What is being asked >> Leave every picture out and write out the records below exactly.

Material >>

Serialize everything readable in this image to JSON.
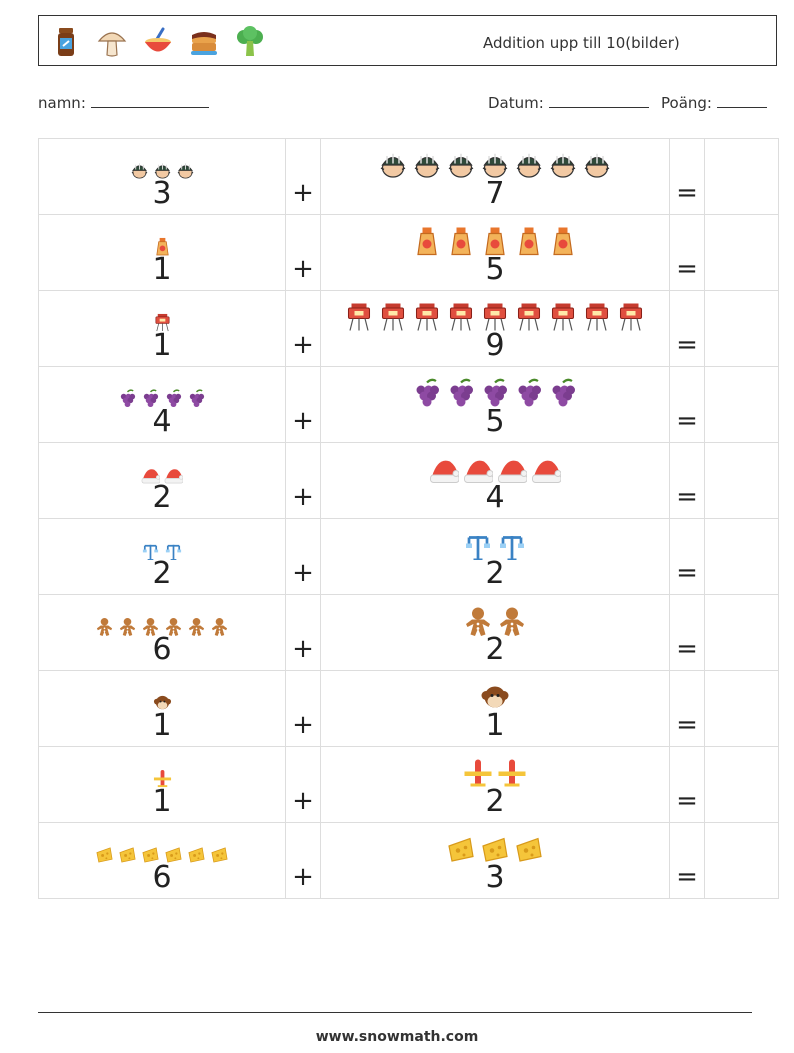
{
  "header": {
    "title": "Addition upp till 10(bilder)",
    "icons": [
      "jar-icon",
      "mushroom-icon",
      "bowl-icon",
      "pancake-stack-icon",
      "broccoli-icon"
    ]
  },
  "fields": {
    "name_label": "namn:",
    "date_label": "Datum:",
    "score_label": "Poäng:"
  },
  "problems": [
    {
      "a": "3",
      "b": "7",
      "icon": "helmet-head-icon",
      "plus": "+",
      "equals": "="
    },
    {
      "a": "1",
      "b": "5",
      "icon": "sunscreen-icon",
      "plus": "+",
      "equals": "="
    },
    {
      "a": "1",
      "b": "9",
      "icon": "lantern-icon",
      "plus": "+",
      "equals": "="
    },
    {
      "a": "4",
      "b": "5",
      "icon": "grapes-icon",
      "plus": "+",
      "equals": "="
    },
    {
      "a": "2",
      "b": "4",
      "icon": "santa-hat-icon",
      "plus": "+",
      "equals": "="
    },
    {
      "a": "2",
      "b": "2",
      "icon": "lamp-post-icon",
      "plus": "+",
      "equals": "="
    },
    {
      "a": "6",
      "b": "2",
      "icon": "gingerbread-man-icon",
      "plus": "+",
      "equals": "="
    },
    {
      "a": "1",
      "b": "1",
      "icon": "monkey-face-icon",
      "plus": "+",
      "equals": "="
    },
    {
      "a": "1",
      "b": "2",
      "icon": "airplane-icon",
      "plus": "+",
      "equals": "="
    },
    {
      "a": "6",
      "b": "3",
      "icon": "cheese-icon",
      "plus": "+",
      "equals": "="
    }
  ],
  "footer": {
    "website": "www.snowmath.com"
  }
}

Exercise solution >>
Serialize everything readable in this image to JSON.
{
  "header": {
    "title": "Addition upp till 10(bilder)",
    "icons": [
      "jar-icon",
      "mushroom-icon",
      "bowl-icon",
      "pancake-stack-icon",
      "broccoli-icon"
    ]
  },
  "fields": {
    "name_label": "namn:",
    "date_label": "Datum:",
    "score_label": "Poäng:"
  },
  "problems": [
    {
      "a": "3",
      "b": "7",
      "icon": "helmet-head-icon",
      "plus": "+",
      "equals": "="
    },
    {
      "a": "1",
      "b": "5",
      "icon": "sunscreen-icon",
      "plus": "+",
      "equals": "="
    },
    {
      "a": "1",
      "b": "9",
      "icon": "lantern-icon",
      "plus": "+",
      "equals": "="
    },
    {
      "a": "4",
      "b": "5",
      "icon": "grapes-icon",
      "plus": "+",
      "equals": "="
    },
    {
      "a": "2",
      "b": "4",
      "icon": "santa-hat-icon",
      "plus": "+",
      "equals": "="
    },
    {
      "a": "2",
      "b": "2",
      "icon": "lamp-post-icon",
      "plus": "+",
      "equals": "="
    },
    {
      "a": "6",
      "b": "2",
      "icon": "gingerbread-man-icon",
      "plus": "+",
      "equals": "="
    },
    {
      "a": "1",
      "b": "1",
      "icon": "monkey-face-icon",
      "plus": "+",
      "equals": "="
    },
    {
      "a": "1",
      "b": "2",
      "icon": "airplane-icon",
      "plus": "+",
      "equals": "="
    },
    {
      "a": "6",
      "b": "3",
      "icon": "cheese-icon",
      "plus": "+",
      "equals": "="
    }
  ],
  "footer": {
    "website": "www.snowmath.com"
  }
}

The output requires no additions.